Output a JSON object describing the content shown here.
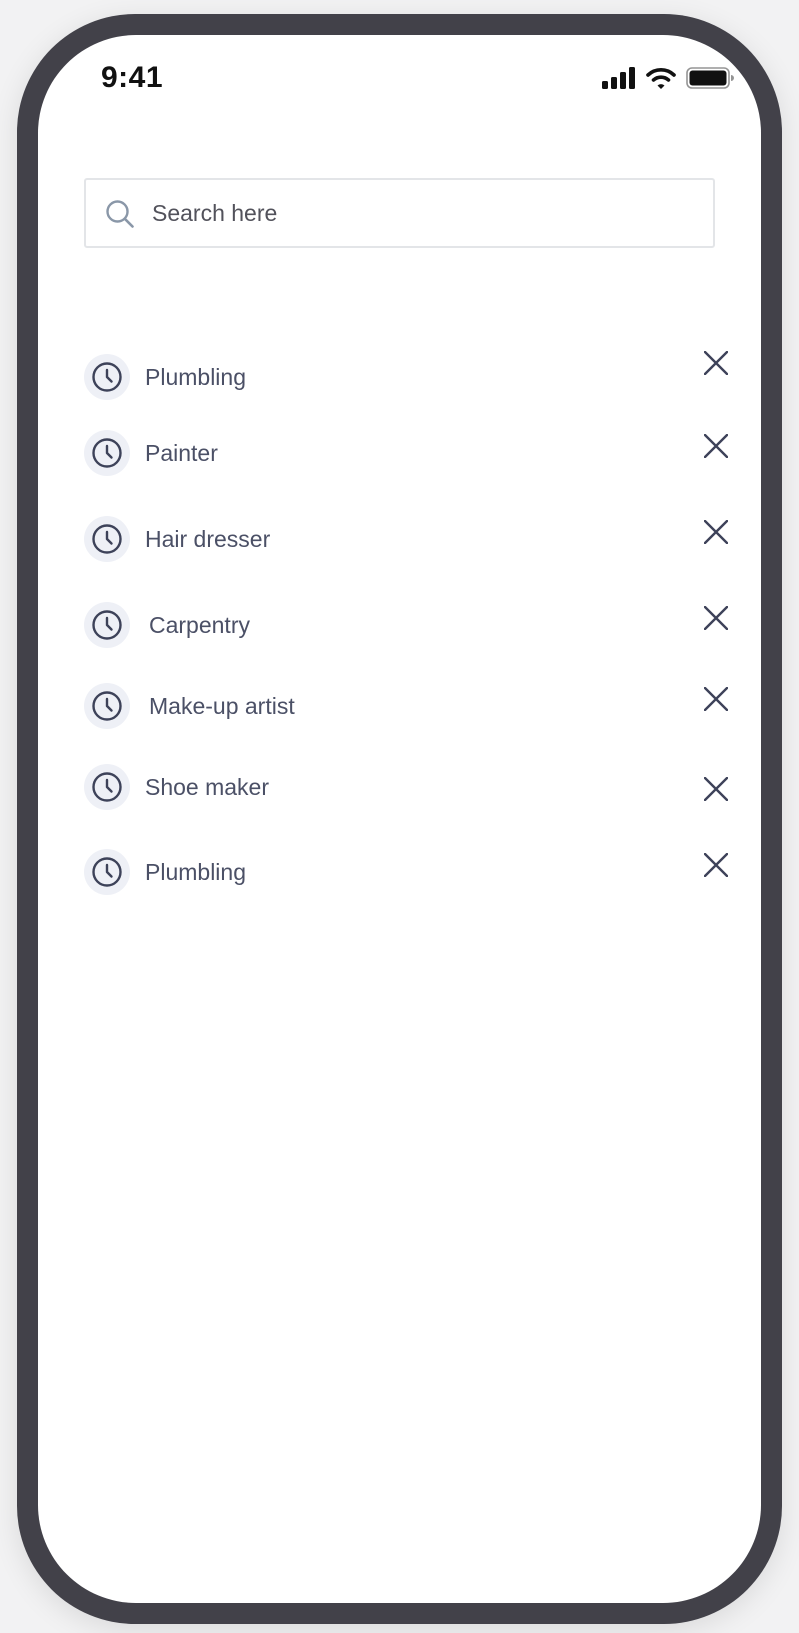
{
  "status_bar": {
    "time": "9:41",
    "icons": [
      "cellular-signal-icon",
      "wifi-icon",
      "battery-icon"
    ]
  },
  "search": {
    "placeholder": "Search here",
    "value": ""
  },
  "history": {
    "items": [
      {
        "label": "Plumbling"
      },
      {
        "label": "Painter"
      },
      {
        "label": "Hair dresser"
      },
      {
        "label": "Carpentry"
      },
      {
        "label": "Make-up artist"
      },
      {
        "label": "Shoe maker"
      },
      {
        "label": "Plumbling"
      }
    ]
  },
  "colors": {
    "frame": "#424149",
    "text": "#4b5066",
    "icon": "#3d4259",
    "search_icon": "#8a97a8",
    "badge_bg": "#eef0f6",
    "border": "#e3e5e8"
  }
}
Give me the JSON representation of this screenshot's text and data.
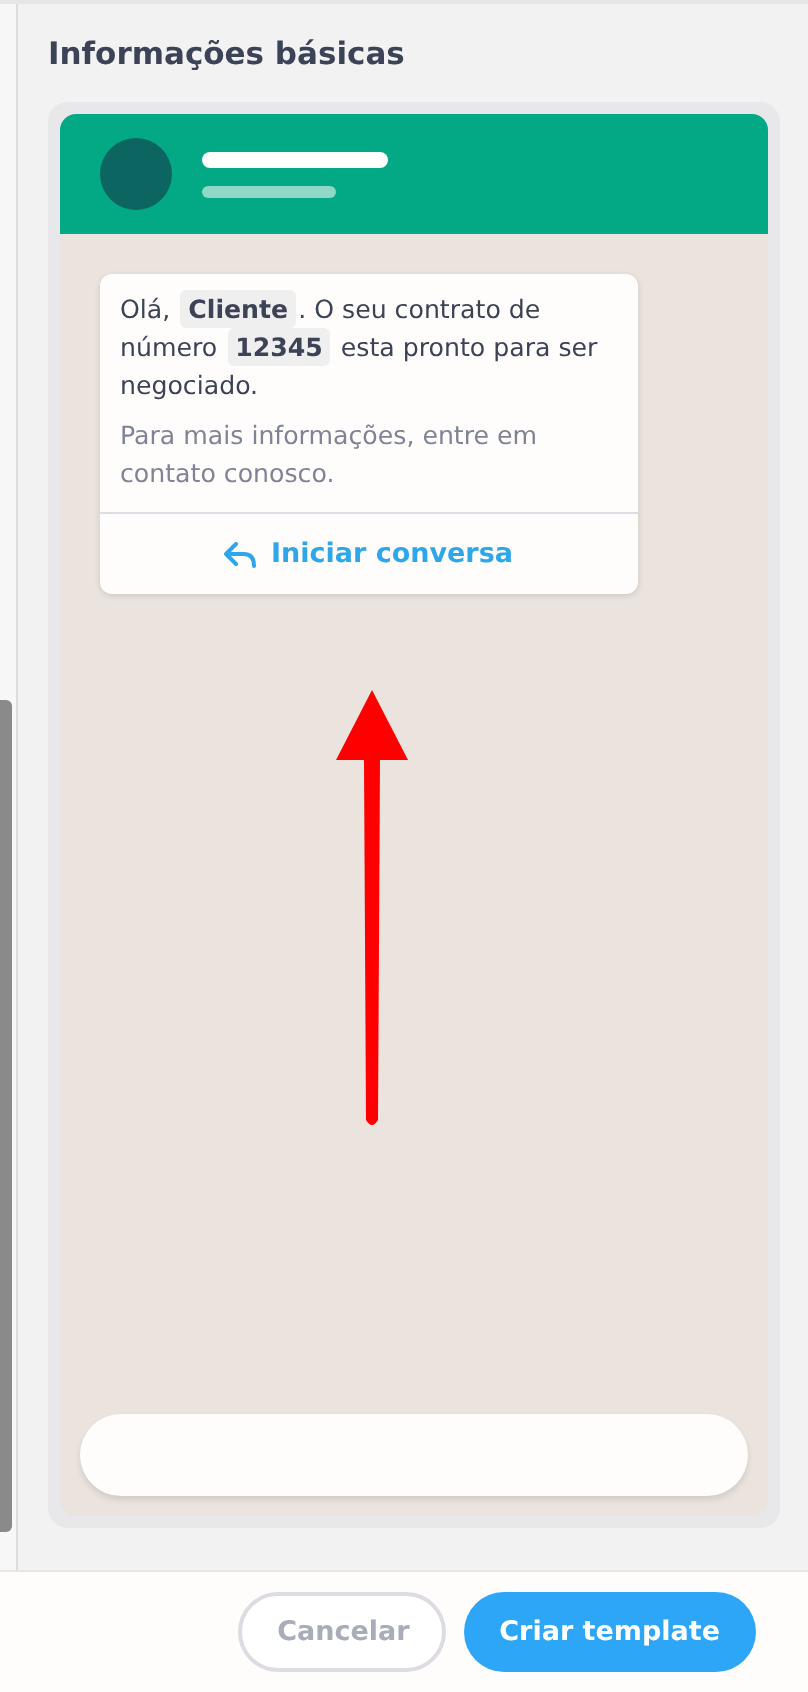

__DIRECTION__. Reproduce the material above in full and without alteration, but skip all pictures.

__EXERCISE RESPONSE__.
Output a JSON object describing the content shown here.
{
  "status_bar": {
    "time": "9:41",
    "icons": [
      "cellular-signal-icon",
      "wifi-icon",
      "battery-icon"
    ]
  },
  "search": {
    "placeholder": "Search here",
    "value": ""
  },
  "history": {
    "items": [
      {
        "label": "Plumbling"
      },
      {
        "label": "Painter"
      },
      {
        "label": "Hair dresser"
      },
      {
        "label": "Carpentry"
      },
      {
        "label": "Make-up artist"
      },
      {
        "label": "Shoe maker"
      },
      {
        "label": "Plumbling"
      }
    ]
  },
  "colors": {
    "frame": "#424149",
    "text": "#4b5066",
    "icon": "#3d4259",
    "search_icon": "#8a97a8",
    "badge_bg": "#eef0f6",
    "border": "#e3e5e8"
  }
}
Give me the JSON representation of this screenshot's text and data.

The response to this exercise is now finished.